**** Supplied data ****

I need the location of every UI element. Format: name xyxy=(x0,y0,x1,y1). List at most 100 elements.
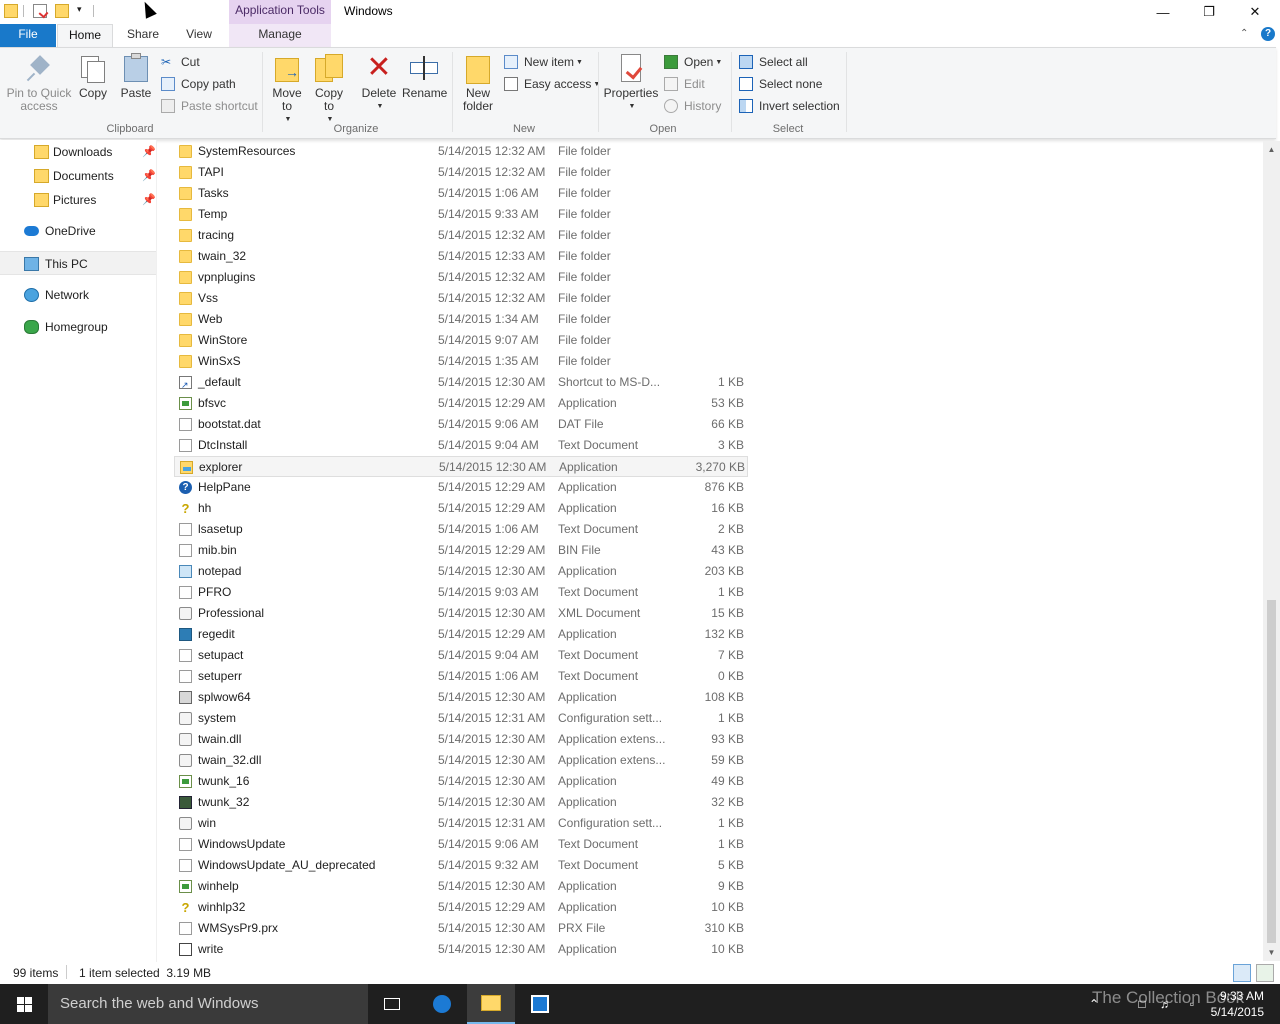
file-row[interactable]: write 5/14/2015 12:30 AM Application 10 KB xyxy=(174,939,748,960)
invert-selection-button[interactable]: Invert selection xyxy=(739,96,840,116)
scroll-up-arrow-icon[interactable]: ▲ xyxy=(1263,141,1280,158)
task-view-button[interactable] xyxy=(368,984,416,1024)
file-row[interactable]: Temp 5/14/2015 9:33 AM File folder xyxy=(174,204,748,225)
pin-icon[interactable]: 📌 xyxy=(142,164,156,188)
select-none-button[interactable]: Select none xyxy=(739,74,822,94)
nav-item-this-pc[interactable]: This PC xyxy=(0,251,156,275)
close-button[interactable]: ✕ xyxy=(1232,0,1278,24)
open-button[interactable]: Open ▼ xyxy=(664,52,722,72)
edge-browser-button[interactable] xyxy=(418,984,466,1024)
pin-to-quick-access-button[interactable]: Pin to Quick access xyxy=(4,52,74,113)
file-row[interactable]: winhelp 5/14/2015 12:30 AM Application 9 KB xyxy=(174,876,748,897)
file-row[interactable]: setuperr 5/14/2015 1:06 AM Text Document 0 … xyxy=(174,666,748,687)
file-row[interactable]: WindowsUpdate_AU_deprecated 5/14/2015 9:3… xyxy=(174,855,748,876)
copy-path-button[interactable]: Copy path xyxy=(161,74,236,94)
copy-button[interactable]: Copy xyxy=(76,52,110,100)
file-row[interactable]: WindowsUpdate 5/14/2015 9:06 AM Text Docum… xyxy=(174,834,748,855)
scroll-down-arrow-icon[interactable]: ▼ xyxy=(1263,944,1280,961)
nav-item-pictures[interactable]: Pictures 📌 xyxy=(0,188,156,212)
file-row[interactable]: setupact 5/14/2015 9:04 AM Text Document 7 … xyxy=(174,645,748,666)
copy-to-button[interactable]: Copy to ▼ xyxy=(310,52,348,126)
minimize-ribbon-icon[interactable]: ⌃ xyxy=(1240,28,1248,39)
nav-item-network[interactable]: Network xyxy=(0,283,156,307)
paste-button[interactable]: Paste xyxy=(116,52,156,100)
start-button[interactable] xyxy=(0,984,48,1024)
select-all-button[interactable]: Select all xyxy=(739,52,808,72)
properties-button[interactable]: Properties ▼ xyxy=(603,52,659,113)
file-row[interactable]: twain_32 5/14/2015 12:33 AM File folder xyxy=(174,246,748,267)
file-row[interactable]: WinSxS 5/14/2015 1:35 AM File folder xyxy=(174,351,748,372)
action-center-icon[interactable]: ▫ xyxy=(1184,996,1200,1012)
large-icons-view-icon[interactable] xyxy=(1256,964,1274,982)
properties-quick-icon[interactable] xyxy=(33,4,49,19)
file-row[interactable]: notepad 5/14/2015 12:30 AM Application 203 … xyxy=(174,561,748,582)
customize-quick-access-icon[interactable]: ▾ xyxy=(77,4,82,15)
help-icon[interactable]: ? xyxy=(1261,27,1275,41)
file-row[interactable]: system 5/14/2015 12:31 AM Configuration se… xyxy=(174,708,748,729)
easy-access-button[interactable]: Easy access ▼ xyxy=(504,74,600,94)
new-folder-quick-icon[interactable] xyxy=(55,4,69,18)
file-row[interactable]: bfsvc 5/14/2015 12:29 AM Application 53 KB xyxy=(174,393,748,414)
file-row[interactable]: ? hh 5/14/2015 12:29 AM Application 16 KB xyxy=(174,498,748,519)
tab-view[interactable]: View xyxy=(174,24,224,47)
edit-button[interactable]: Edit xyxy=(664,74,705,94)
file-row[interactable]: win 5/14/2015 12:31 AM Configuration sett.… xyxy=(174,813,748,834)
file-row[interactable]: PFRO 5/14/2015 9:03 AM Text Document 1 KB xyxy=(174,582,748,603)
file-row[interactable]: twunk_16 5/14/2015 12:30 AM Application 49 … xyxy=(174,771,748,792)
file-row[interactable]: TAPI 5/14/2015 12:32 AM File folder xyxy=(174,162,748,183)
pin-icon[interactable]: 📌 xyxy=(142,140,156,164)
file-row[interactable]: vpnplugins 5/14/2015 12:32 AM File folder xyxy=(174,267,748,288)
file-row[interactable]: WMSysPr9.prx 5/14/2015 12:30 AM PRX File 31… xyxy=(174,918,748,939)
file-row[interactable]: bootstat.dat 5/14/2015 9:06 AM DAT File 66 … xyxy=(174,414,748,435)
file-row[interactable]: tracing 5/14/2015 12:32 AM File folder xyxy=(174,225,748,246)
maximize-button[interactable]: ❐ xyxy=(1186,0,1232,24)
tab-manage[interactable]: Manage xyxy=(229,24,331,47)
tab-file[interactable]: File xyxy=(0,24,56,47)
file-row[interactable]: SystemResources 5/14/2015 12:32 AM File fo… xyxy=(174,141,748,162)
nav-item-onedrive[interactable]: OneDrive xyxy=(0,219,156,243)
file-row[interactable]: ? winhlp32 5/14/2015 12:29 AM Application 10… xyxy=(174,897,748,918)
network-tray-icon[interactable]: □ xyxy=(1134,996,1150,1012)
paste-shortcut-button[interactable]: Paste shortcut xyxy=(161,96,258,116)
pin-icon[interactable]: 📌 xyxy=(142,188,156,212)
file-row[interactable]: twain_32.dll 5/14/2015 12:30 AM Applicatio… xyxy=(174,750,748,771)
file-row[interactable]: twunk_32 5/14/2015 12:30 AM Application 32 … xyxy=(174,792,748,813)
search-box[interactable]: Search the web and Windows xyxy=(48,984,368,1024)
file-row[interactable]: splwow64 5/14/2015 12:30 AM Application 108… xyxy=(174,687,748,708)
scrollbar-thumb[interactable] xyxy=(1267,600,1276,943)
volume-icon[interactable]: ♬ xyxy=(1158,996,1174,1012)
tab-home[interactable]: Home xyxy=(57,24,113,47)
new-folder-button[interactable]: New folder xyxy=(458,52,498,113)
file-row[interactable]: Tasks 5/14/2015 1:06 AM File folder xyxy=(174,183,748,204)
delete-button[interactable]: ✕ Delete ▼ xyxy=(358,52,400,113)
store-button[interactable] xyxy=(516,984,564,1024)
show-hidden-icons-icon[interactable]: ⌃ xyxy=(1086,996,1102,1012)
file-row[interactable]: DtcInstall 5/14/2015 9:04 AM Text Document… xyxy=(174,435,748,456)
clock[interactable]: 9:33 AM 5/14/2015 xyxy=(1211,988,1264,1020)
nav-item-documents[interactable]: Documents 📌 xyxy=(0,164,156,188)
file-explorer-button[interactable] xyxy=(467,984,515,1024)
tab-share[interactable]: Share xyxy=(118,24,168,47)
nav-item-downloads[interactable]: Downloads 📌 xyxy=(0,140,156,164)
file-row[interactable]: Vss 5/14/2015 12:32 AM File folder xyxy=(174,288,748,309)
new-item-button[interactable]: New item ▼ xyxy=(504,52,583,72)
file-row[interactable]: mib.bin 5/14/2015 12:29 AM BIN File 43 KB xyxy=(174,540,748,561)
file-row[interactable]: Professional 5/14/2015 12:30 AM XML Docume… xyxy=(174,603,748,624)
history-button[interactable]: History xyxy=(664,96,721,116)
file-row[interactable]: lsasetup 5/14/2015 1:06 AM Text Document 2 … xyxy=(174,519,748,540)
file-type: File folder xyxy=(558,249,611,263)
file-row[interactable]: ? HelpPane 5/14/2015 12:29 AM Application 87… xyxy=(174,477,748,498)
nav-item-homegroup[interactable]: Homegroup xyxy=(0,315,156,339)
vertical-scrollbar[interactable]: ▲ ▼ xyxy=(1263,141,1280,961)
cut-button[interactable]: ✂ Cut xyxy=(161,52,200,72)
file-row[interactable]: twain.dll 5/14/2015 12:30 AM Application e… xyxy=(174,729,748,750)
file-row[interactable]: regedit 5/14/2015 12:29 AM Application 132 … xyxy=(174,624,748,645)
move-to-button[interactable]: → Move to ▼ xyxy=(268,52,306,126)
file-row[interactable]: Web 5/14/2015 1:34 AM File folder xyxy=(174,309,748,330)
minimize-button[interactable]: — xyxy=(1140,0,1186,24)
details-view-icon[interactable] xyxy=(1233,964,1251,982)
file-row[interactable]: _default 5/14/2015 12:30 AM Shortcut to MS… xyxy=(174,372,748,396)
file-row[interactable]: explorer 5/14/2015 12:30 AM Application 3,2… xyxy=(174,456,748,477)
rename-button[interactable]: Rename xyxy=(402,52,447,100)
file-row[interactable]: WinStore 5/14/2015 9:07 AM File folder xyxy=(174,330,748,351)
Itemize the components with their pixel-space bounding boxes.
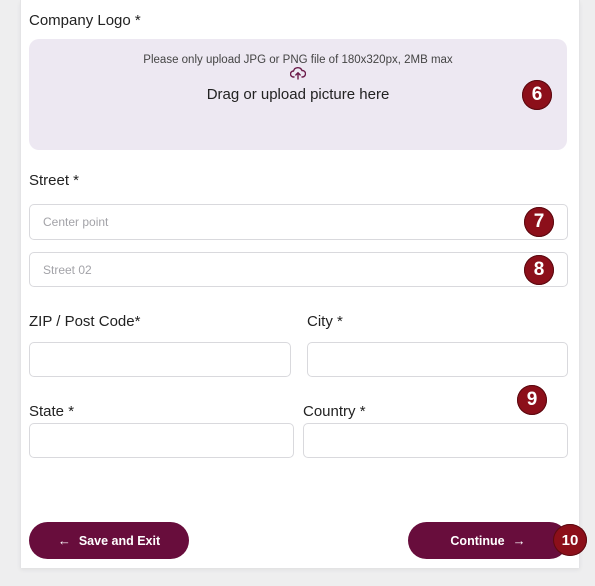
street-input-1[interactable] bbox=[29, 204, 568, 240]
save-and-exit-label: Save and Exit bbox=[78, 533, 161, 548]
city-input[interactable] bbox=[307, 342, 568, 377]
state-input[interactable] bbox=[29, 423, 294, 458]
arrow-left-icon: ← bbox=[57, 533, 71, 548]
step-badge-10: 10 bbox=[553, 524, 587, 556]
upload-hint: Please only upload JPG or PNG file of 18… bbox=[143, 54, 453, 66]
country-input[interactable] bbox=[303, 423, 568, 458]
logo-upload-dropzone[interactable]: Please only upload JPG or PNG file of 18… bbox=[29, 39, 567, 150]
zip-label: ZIP / Post Code* bbox=[29, 313, 141, 330]
save-and-exit-button[interactable]: ← Save and Exit bbox=[29, 522, 189, 559]
zip-input[interactable] bbox=[29, 342, 291, 377]
arrow-right-icon: → bbox=[512, 533, 526, 548]
step-badge-7: 7 bbox=[524, 207, 554, 237]
company-logo-label: Company Logo * bbox=[29, 12, 141, 29]
country-label: Country * bbox=[303, 403, 366, 420]
street-label: Street * bbox=[29, 172, 80, 189]
street-input-2[interactable] bbox=[29, 252, 568, 287]
upload-main-text: Drag or upload picture here bbox=[206, 86, 390, 103]
city-label: City * bbox=[307, 313, 343, 330]
cloud-upload-icon bbox=[290, 67, 306, 80]
step-badge-9: 9 bbox=[517, 385, 547, 415]
step-badge-6: 6 bbox=[522, 80, 552, 110]
step-badge-8: 8 bbox=[524, 255, 554, 285]
continue-label: Continue bbox=[450, 533, 505, 548]
continue-button[interactable]: Continue → bbox=[408, 522, 568, 559]
state-label: State * bbox=[29, 403, 75, 420]
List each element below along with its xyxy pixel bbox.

****

### [Problem]
Can you repeat, line for line, everything in the entries from the line containing "street-input-1[interactable] bbox=[29, 204, 568, 240]" down to the line containing "country-input[interactable] bbox=[303, 423, 568, 458]", both included?

### [Answer to this exercise]
street-input-1[interactable] bbox=[29, 204, 568, 240]
save-and-exit-label: Save and Exit bbox=[78, 533, 161, 548]
city-input[interactable] bbox=[307, 342, 568, 377]
state-input[interactable] bbox=[29, 423, 294, 458]
arrow-left-icon: ← bbox=[57, 533, 71, 548]
step-badge-10: 10 bbox=[553, 524, 587, 556]
upload-hint: Please only upload JPG or PNG file of 18… bbox=[143, 54, 453, 66]
country-input[interactable] bbox=[303, 423, 568, 458]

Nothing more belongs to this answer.